--- Exercise prompt ---
Write out, word for word, everything from "Sketch, Charles Mayer" down to "rutted Michigan Road." in the passage below on early retail businesses in Indianapolis.

───── Page extract

The earliest retail businesses in Indianapolis were general stores, farmers’ markets, and workshops. Currency was not widely available in the city until the State Bank branch opened in 1834, so customers bartered homegrown crops and hand-produced products for manufactured goods like nails and calico. Farmers sold their products at a city market first held in June 1822—in the maple grove on the Governor’s Circle (see Monument Circle). A more permanent market house was built in 1832 on the half square just north of the courthouse on East Market Street. Artisans such as tailors, milliners, and shoemakers also manufactured items in their workshops and sold or bartered them.

Illustration of a small building with a fence and plank sidewalk. Two people in 1800s dress are drawn walking along the sidewalk in front of the building.
Sketch, Charles Mayer Building, n.d. Credit: Bass Photo Co Collection, Indiana Historical Society View Source

The new settlement’s first merchant, Daniel Shaffer, opened a little store on the high ground south of Pogue’s Run in the spring of 1821. He was followed by merchants who built stores in the platted area of the city, especially on Washington Street. A successful early merchant was Charles Mayer, a German immigrant who opened a general store at 29 West Washington Street in November 1840. He sold goods such as candies, beer, groceries, “nerve and bon[e] lineament,” china, lumber, and toys. He bought local products from a brewer and an eggwoman and stored them in a rented cellar. He also ordered manufactured goods from Cincinnati and had them transported by Conestoga wagon up the rutted Michigan Road.

The first railroad to reach Indianapolis, the Madison and Indianapolis Railroad on October 1, 1847, changed the way local businessmen did business. On November 24, 1847, Charles Mayer advertised in the Indiana State Sentinel that shipment of freight was 50 percent less expensive using the railroad and that he could now sell a wider variety of goods at a lower cost. However, within a few years, the trend in retail businesses was to specialize and deal in a few lines of goods to lower expenses and prices.

The city’s 1857 business directory listed about 240 retailers. There were 60 grocery and produce dealers, 23 saloons, and 18 dry goods stores, as well as 2 agricultural stores, 5 bakeries, 8 booksellers and stationers, 16 boot and shoe dealers, 1 candle manufacturer, 2 carriage makers, 6 tobacco dealers, 3 coal dealers, 2 coopers, 6 confectioneries, 8 druggists, 4 gunsmiths, 1 ice dealer, l0 jewelers, 2 marble dealers, 1 silversmith, 1 straw goods dealer, and 1 wagon manufacturer. Nine women were listed as milliners and dressmakers, and for many years these were the only retail businesses in which women were listed.

──────────
───── Record extracts

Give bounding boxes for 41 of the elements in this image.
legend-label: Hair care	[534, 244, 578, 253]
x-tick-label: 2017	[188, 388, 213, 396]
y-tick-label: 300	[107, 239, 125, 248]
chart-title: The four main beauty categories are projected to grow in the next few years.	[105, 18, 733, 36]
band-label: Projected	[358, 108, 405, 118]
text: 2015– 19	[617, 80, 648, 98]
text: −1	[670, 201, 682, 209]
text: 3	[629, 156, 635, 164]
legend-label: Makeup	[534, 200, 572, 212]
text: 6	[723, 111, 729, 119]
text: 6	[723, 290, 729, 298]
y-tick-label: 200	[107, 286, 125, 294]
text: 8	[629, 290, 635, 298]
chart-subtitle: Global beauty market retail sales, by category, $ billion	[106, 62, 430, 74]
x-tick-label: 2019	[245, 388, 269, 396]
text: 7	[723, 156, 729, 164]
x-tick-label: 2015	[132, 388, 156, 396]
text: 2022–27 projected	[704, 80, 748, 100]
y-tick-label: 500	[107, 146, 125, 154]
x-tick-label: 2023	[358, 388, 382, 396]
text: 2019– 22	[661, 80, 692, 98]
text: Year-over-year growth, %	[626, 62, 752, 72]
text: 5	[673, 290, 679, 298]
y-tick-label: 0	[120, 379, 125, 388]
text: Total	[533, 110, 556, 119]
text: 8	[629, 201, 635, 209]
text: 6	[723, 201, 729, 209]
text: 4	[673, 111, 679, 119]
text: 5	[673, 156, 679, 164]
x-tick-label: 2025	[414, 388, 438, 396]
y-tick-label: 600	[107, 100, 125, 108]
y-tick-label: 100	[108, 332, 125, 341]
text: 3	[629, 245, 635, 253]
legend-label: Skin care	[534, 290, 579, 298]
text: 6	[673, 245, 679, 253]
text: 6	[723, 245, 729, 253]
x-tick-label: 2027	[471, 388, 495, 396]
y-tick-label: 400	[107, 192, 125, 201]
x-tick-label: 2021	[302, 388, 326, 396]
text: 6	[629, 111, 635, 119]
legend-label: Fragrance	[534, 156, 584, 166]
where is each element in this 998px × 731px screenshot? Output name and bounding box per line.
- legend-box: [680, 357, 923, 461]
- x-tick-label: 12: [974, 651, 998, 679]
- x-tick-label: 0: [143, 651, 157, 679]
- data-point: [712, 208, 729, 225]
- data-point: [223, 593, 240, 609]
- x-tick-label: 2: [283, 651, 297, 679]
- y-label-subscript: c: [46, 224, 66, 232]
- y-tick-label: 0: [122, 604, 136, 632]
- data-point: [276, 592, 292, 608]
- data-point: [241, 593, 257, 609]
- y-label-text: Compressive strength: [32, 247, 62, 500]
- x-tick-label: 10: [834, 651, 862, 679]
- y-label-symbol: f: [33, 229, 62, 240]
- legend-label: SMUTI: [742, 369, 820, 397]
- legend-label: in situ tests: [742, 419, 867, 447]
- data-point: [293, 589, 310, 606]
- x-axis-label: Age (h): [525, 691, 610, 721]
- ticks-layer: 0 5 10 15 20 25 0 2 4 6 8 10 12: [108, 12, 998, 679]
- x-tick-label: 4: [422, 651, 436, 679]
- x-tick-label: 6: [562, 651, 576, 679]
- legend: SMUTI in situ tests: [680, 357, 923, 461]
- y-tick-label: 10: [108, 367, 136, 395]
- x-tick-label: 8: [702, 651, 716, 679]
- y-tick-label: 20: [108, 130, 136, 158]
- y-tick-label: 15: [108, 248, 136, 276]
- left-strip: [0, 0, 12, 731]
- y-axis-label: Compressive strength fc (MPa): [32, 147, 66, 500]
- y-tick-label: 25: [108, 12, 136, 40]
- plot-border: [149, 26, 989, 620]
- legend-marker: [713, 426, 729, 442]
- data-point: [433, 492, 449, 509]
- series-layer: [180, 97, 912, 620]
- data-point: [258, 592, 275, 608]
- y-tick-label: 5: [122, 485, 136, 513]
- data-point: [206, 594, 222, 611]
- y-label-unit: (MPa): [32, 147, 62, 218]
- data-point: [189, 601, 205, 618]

──────────

--- Output of the exercise ---
Sketch, Charles Mayer Building, n.d. Credit: Bass Photo Co Collection, Indiana Historical Society View Source

The new settlement’s first merchant, Daniel Shaffer, opened a little store on the high ground south of Pogue’s Run in the spring of 1821. He was followed by merchants who built stores in the platted area of the city, especially on Washington Street. A successful early merchant was Charles Mayer, a German immigrant who opened a general store at 29 West Washington Street in November 1840. He sold goods such as candies, beer, groceries, “nerve and bon[e] lineament,” china, lumber, and toys. He bought local products from a brewer and an eggwoman and stored them in a rented cellar. He also ordered manufactured goods from Cincinnati and had them transported by Conestoga wagon up the rutted Michigan Road.